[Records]
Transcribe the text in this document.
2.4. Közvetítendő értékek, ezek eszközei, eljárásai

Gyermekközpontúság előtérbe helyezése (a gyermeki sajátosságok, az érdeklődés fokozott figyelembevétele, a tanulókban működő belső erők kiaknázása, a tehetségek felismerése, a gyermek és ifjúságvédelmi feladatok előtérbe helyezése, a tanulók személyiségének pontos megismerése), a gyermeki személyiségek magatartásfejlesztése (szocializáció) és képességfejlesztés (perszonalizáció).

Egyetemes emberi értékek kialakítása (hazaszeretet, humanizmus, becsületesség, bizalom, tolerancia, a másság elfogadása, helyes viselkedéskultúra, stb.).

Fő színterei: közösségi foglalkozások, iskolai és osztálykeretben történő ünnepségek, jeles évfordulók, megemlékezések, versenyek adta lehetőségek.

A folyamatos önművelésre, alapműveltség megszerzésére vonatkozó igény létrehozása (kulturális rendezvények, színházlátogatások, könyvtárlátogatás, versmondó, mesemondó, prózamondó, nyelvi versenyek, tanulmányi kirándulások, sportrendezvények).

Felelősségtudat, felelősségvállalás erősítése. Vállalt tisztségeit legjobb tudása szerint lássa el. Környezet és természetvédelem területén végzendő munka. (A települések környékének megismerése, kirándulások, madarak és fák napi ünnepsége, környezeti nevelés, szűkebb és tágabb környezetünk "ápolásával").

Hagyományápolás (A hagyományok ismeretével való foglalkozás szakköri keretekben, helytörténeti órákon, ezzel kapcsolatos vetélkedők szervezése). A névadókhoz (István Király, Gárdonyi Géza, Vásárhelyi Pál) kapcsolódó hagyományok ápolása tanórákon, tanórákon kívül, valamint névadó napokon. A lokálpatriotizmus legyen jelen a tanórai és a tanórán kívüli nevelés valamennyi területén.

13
--
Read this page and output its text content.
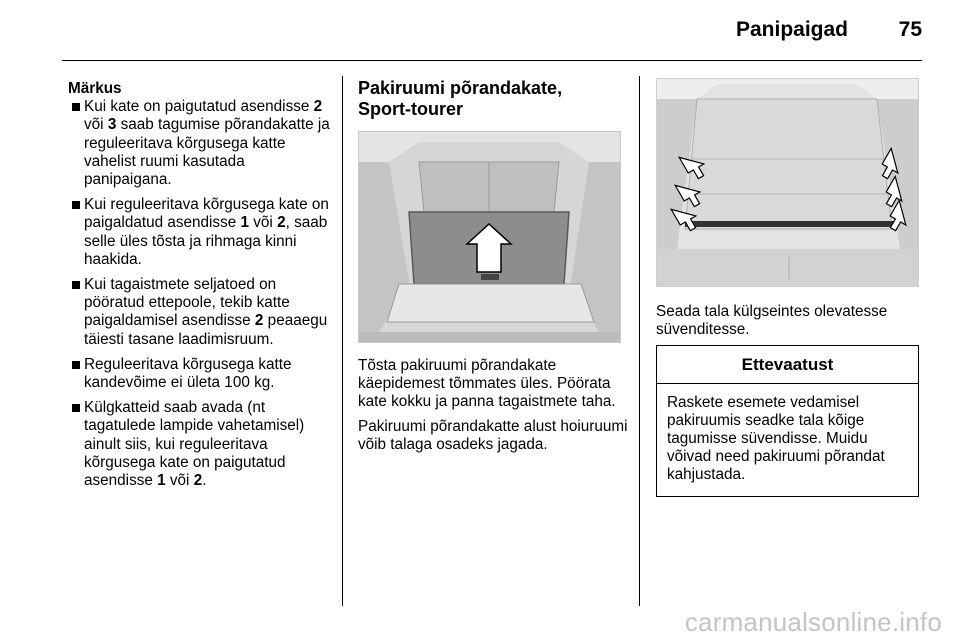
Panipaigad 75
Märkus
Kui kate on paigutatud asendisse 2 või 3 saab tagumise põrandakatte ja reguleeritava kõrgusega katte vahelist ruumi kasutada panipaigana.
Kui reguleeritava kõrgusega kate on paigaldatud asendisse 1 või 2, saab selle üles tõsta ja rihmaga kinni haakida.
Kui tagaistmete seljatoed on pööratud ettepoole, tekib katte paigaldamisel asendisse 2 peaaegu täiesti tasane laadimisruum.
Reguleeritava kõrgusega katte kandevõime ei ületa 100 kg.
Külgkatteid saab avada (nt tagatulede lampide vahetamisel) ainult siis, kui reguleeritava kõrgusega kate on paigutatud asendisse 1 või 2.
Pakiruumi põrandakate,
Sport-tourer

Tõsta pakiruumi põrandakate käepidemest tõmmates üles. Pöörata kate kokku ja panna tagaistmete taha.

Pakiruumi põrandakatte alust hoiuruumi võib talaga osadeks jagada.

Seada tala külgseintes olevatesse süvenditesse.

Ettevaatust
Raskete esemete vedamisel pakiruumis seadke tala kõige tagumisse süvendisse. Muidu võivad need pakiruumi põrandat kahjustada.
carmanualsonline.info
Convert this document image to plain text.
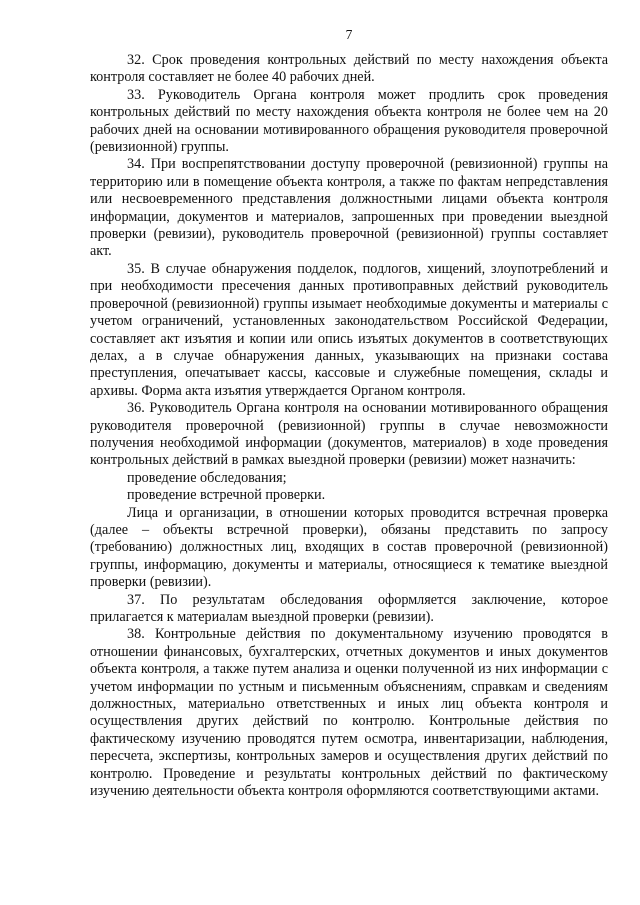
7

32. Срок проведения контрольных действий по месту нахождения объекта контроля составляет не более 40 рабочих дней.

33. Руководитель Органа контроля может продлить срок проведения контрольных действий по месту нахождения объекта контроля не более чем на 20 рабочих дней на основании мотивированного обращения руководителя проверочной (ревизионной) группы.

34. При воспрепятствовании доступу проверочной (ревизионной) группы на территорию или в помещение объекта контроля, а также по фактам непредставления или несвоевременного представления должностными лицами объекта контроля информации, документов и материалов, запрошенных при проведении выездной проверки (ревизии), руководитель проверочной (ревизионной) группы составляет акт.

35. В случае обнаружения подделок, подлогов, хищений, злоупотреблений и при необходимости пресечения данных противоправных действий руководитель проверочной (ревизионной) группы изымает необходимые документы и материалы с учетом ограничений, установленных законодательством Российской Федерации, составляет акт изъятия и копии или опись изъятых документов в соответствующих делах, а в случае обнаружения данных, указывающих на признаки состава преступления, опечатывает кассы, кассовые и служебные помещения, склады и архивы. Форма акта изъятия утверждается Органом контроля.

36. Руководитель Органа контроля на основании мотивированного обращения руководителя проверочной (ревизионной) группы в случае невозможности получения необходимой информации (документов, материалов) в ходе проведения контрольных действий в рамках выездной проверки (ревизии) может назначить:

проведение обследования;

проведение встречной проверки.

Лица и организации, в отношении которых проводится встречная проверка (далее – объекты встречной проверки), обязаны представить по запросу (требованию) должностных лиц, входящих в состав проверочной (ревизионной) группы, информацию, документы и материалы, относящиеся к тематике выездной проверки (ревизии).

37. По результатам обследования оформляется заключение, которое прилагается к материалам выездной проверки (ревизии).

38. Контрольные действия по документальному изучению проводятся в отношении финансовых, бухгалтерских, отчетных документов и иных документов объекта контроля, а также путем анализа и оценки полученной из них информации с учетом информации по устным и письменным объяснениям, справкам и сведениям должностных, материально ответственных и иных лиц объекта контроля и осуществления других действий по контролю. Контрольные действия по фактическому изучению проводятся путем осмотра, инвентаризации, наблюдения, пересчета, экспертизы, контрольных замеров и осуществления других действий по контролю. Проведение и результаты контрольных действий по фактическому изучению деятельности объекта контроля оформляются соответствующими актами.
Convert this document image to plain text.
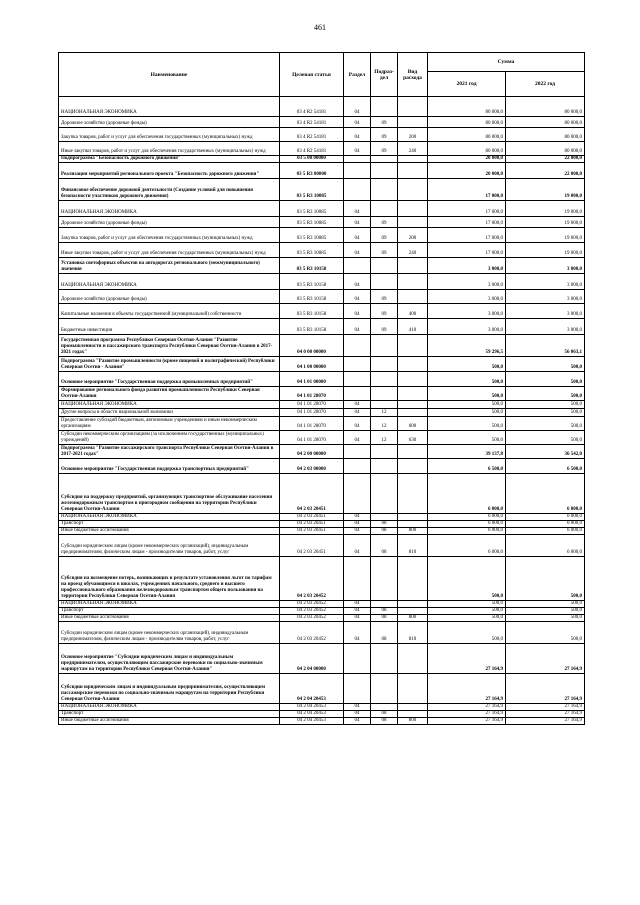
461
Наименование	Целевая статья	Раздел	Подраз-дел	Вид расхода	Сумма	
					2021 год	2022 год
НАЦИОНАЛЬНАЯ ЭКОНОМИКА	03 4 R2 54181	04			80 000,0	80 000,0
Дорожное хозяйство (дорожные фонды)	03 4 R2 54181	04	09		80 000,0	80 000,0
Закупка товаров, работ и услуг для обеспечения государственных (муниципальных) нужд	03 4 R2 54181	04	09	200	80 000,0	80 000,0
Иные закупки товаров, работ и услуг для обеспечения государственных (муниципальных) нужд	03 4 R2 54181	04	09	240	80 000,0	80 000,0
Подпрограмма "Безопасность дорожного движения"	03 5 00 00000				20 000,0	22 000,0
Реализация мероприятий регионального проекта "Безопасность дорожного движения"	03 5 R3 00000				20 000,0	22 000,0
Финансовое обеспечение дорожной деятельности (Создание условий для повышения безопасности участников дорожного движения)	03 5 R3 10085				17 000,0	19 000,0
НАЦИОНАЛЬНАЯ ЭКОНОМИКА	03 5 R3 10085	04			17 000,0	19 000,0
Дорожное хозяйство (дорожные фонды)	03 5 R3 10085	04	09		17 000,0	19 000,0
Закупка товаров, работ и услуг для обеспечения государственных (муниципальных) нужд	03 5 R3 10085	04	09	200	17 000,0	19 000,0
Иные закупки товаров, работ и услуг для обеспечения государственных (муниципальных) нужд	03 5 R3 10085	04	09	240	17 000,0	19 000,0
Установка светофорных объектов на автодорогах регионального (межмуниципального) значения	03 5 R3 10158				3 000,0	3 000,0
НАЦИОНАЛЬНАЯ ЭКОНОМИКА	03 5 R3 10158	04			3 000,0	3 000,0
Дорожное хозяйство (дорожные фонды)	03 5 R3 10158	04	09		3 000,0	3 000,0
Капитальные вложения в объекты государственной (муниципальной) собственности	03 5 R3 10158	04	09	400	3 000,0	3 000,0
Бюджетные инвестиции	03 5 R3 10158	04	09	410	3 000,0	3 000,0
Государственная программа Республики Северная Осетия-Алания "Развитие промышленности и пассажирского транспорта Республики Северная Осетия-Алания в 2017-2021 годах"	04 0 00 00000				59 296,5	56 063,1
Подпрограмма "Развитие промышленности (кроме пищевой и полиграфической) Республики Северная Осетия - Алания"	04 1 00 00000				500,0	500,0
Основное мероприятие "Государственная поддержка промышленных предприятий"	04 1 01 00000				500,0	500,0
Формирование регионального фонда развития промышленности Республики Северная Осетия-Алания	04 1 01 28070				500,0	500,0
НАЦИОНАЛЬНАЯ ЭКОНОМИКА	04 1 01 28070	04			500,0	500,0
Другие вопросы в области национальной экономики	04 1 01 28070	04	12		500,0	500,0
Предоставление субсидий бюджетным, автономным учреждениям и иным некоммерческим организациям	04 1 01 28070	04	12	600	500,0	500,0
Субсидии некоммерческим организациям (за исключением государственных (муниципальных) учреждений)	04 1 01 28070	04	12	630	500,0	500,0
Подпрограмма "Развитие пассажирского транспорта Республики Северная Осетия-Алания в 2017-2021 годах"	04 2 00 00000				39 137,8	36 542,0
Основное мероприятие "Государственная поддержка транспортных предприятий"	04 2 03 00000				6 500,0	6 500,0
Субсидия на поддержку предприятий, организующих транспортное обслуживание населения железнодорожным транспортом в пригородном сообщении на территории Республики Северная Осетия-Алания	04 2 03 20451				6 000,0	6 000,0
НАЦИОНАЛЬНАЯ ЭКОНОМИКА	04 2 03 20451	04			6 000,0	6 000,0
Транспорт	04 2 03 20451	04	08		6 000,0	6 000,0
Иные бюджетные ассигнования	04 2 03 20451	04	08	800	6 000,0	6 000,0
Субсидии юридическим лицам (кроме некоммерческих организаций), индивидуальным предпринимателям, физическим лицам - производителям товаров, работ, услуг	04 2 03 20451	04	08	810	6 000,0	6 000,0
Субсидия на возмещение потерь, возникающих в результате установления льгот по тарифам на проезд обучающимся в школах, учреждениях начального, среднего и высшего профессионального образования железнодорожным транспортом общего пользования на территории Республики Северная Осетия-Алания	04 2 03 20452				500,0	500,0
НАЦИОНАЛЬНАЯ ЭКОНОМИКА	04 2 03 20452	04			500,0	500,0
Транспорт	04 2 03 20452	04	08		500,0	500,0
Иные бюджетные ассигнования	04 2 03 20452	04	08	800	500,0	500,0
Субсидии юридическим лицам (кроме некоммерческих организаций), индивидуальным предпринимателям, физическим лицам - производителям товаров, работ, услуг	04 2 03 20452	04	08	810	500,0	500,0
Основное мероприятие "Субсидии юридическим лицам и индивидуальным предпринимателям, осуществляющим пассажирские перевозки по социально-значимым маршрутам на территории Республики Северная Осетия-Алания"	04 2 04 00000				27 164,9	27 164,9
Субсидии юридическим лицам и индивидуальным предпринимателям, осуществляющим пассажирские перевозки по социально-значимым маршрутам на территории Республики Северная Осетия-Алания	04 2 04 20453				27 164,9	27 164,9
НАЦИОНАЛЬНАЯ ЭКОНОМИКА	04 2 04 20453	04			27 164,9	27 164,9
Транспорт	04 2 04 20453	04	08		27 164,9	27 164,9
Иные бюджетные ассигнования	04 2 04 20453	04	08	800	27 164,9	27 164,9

• What is asked
Each line that holds the word "промышленности" should be extracted from the records.

• The answer
Государственная программа Республики Северная Осетия-Алания "Развитие промышленности и пассажирского транспорта Республики Северная Осетия-Алания в 2017-2021 годах"	04 0 00 00000				59 296,5	56 063,1
Подпрограмма "Развитие промышленности (кроме пищевой и полиграфической) Республики Северная Осетия - Алания"	04 1 00 00000				500,0	500,0
Формирование регионального фонда развития промышленности Республики Северная Осетия-Алания	04 1 01 28070				500,0	500,0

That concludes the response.